From the entries below, extract every line that includes the word "JSON".

════

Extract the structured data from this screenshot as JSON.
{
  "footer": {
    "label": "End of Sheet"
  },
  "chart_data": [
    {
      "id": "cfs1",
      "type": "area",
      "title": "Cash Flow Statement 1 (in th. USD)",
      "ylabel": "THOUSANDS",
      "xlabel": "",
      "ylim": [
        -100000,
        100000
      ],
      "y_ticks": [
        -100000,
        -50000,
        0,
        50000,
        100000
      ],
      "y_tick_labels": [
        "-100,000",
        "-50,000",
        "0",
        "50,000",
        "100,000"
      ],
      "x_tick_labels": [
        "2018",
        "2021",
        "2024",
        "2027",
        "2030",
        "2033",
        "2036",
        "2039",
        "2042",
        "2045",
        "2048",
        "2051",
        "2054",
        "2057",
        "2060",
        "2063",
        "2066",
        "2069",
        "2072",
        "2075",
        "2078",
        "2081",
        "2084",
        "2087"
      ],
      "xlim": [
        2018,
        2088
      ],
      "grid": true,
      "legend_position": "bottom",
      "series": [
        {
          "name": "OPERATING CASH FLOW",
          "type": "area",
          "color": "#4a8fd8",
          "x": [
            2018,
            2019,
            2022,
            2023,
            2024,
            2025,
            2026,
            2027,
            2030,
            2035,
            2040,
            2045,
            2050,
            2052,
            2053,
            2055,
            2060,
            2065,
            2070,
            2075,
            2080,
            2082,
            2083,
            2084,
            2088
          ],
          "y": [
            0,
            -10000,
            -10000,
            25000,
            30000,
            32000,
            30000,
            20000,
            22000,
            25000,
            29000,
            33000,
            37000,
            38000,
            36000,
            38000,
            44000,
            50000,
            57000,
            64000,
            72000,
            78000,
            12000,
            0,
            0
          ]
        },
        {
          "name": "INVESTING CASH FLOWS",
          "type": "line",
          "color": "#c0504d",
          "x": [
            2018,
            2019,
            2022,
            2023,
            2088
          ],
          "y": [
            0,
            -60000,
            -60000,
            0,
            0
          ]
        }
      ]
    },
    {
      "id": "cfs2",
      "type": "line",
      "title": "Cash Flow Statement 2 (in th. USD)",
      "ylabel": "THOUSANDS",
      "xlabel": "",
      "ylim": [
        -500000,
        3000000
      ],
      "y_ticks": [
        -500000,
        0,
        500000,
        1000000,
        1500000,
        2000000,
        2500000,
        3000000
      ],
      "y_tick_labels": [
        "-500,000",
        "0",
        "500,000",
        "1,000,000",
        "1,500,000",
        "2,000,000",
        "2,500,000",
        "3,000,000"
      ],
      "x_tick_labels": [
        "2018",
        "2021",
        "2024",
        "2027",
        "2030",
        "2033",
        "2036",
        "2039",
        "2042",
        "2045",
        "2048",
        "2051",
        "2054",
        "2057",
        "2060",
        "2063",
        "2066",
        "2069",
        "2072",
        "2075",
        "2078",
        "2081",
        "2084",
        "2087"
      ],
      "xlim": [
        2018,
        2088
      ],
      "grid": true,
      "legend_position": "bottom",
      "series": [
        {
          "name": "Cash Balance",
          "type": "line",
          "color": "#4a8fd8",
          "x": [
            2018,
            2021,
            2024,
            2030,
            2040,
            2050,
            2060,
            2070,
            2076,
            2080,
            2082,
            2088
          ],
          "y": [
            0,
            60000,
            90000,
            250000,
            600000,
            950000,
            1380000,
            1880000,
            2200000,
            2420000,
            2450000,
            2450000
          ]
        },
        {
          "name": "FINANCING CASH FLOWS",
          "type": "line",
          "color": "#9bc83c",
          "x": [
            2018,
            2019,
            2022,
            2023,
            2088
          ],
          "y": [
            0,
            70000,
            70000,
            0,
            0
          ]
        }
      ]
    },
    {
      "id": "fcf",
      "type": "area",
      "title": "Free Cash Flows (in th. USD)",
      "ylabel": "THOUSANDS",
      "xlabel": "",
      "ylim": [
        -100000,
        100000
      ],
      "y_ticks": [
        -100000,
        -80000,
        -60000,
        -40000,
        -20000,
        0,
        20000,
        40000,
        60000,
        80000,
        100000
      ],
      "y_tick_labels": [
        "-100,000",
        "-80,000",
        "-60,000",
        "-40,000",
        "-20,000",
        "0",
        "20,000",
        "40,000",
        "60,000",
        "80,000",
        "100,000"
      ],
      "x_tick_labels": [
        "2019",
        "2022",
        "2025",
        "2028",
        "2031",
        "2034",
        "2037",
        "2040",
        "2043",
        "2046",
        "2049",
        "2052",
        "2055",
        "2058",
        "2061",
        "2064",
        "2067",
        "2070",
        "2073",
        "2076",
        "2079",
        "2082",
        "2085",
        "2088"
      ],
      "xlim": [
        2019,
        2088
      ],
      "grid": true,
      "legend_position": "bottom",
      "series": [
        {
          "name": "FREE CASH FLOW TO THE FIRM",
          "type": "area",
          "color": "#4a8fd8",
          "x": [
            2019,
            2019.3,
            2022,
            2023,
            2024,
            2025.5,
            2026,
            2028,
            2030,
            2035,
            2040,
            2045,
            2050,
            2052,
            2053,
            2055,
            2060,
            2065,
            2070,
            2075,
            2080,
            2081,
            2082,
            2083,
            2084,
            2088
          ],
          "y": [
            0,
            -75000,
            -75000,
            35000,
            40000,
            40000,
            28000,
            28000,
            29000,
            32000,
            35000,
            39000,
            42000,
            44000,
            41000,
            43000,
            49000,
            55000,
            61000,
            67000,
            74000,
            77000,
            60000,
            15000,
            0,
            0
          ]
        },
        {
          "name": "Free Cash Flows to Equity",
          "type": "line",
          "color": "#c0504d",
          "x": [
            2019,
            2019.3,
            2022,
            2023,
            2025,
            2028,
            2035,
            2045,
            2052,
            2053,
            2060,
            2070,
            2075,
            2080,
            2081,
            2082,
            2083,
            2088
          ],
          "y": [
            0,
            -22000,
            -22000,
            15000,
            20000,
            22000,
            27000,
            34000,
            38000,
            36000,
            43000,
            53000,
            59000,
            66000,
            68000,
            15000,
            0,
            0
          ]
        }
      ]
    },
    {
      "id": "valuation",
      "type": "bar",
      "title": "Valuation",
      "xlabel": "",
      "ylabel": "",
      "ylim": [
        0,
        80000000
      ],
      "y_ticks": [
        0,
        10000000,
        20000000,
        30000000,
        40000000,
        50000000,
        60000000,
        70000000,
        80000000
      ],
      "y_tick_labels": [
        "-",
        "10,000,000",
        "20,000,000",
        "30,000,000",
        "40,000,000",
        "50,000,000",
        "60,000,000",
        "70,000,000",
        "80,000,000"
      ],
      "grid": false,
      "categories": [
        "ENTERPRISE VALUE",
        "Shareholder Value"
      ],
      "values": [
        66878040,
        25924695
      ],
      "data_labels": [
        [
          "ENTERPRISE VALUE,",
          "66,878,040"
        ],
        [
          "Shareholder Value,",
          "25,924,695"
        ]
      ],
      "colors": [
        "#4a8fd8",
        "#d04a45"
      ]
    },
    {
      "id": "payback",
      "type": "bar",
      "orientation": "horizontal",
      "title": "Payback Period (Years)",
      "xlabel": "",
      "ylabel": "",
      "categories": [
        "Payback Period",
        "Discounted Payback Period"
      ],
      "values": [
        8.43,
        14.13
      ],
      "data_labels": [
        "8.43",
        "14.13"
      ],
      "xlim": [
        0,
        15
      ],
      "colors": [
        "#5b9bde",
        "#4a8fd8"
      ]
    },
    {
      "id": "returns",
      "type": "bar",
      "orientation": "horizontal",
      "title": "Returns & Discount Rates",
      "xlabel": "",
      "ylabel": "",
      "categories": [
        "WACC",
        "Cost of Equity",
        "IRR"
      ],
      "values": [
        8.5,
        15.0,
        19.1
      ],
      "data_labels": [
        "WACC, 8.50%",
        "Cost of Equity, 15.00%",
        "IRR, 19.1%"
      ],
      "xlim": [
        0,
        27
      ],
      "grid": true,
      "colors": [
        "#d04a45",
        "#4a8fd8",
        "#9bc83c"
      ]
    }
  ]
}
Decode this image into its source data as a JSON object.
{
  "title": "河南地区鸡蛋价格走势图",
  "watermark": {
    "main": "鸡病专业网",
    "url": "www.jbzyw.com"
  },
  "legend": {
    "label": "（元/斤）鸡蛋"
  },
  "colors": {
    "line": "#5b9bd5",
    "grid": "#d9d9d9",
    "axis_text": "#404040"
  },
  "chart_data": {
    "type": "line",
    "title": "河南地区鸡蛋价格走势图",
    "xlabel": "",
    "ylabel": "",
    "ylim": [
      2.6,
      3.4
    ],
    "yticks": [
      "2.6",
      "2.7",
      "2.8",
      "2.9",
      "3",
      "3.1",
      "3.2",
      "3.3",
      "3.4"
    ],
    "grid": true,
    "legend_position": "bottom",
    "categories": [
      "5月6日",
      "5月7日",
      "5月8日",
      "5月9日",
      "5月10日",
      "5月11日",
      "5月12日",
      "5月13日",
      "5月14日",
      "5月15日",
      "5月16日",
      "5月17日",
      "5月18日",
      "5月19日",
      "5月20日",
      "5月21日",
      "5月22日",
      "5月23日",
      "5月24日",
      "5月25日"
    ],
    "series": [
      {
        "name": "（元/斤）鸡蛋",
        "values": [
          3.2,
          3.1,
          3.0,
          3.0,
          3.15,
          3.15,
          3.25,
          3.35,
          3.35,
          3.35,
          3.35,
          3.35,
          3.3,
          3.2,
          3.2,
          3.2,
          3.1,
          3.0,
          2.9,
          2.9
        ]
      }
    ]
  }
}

════

### Solution to this problem
Extract the structured data from this screenshot as JSON.
Decode this image into its source data as a JSON object.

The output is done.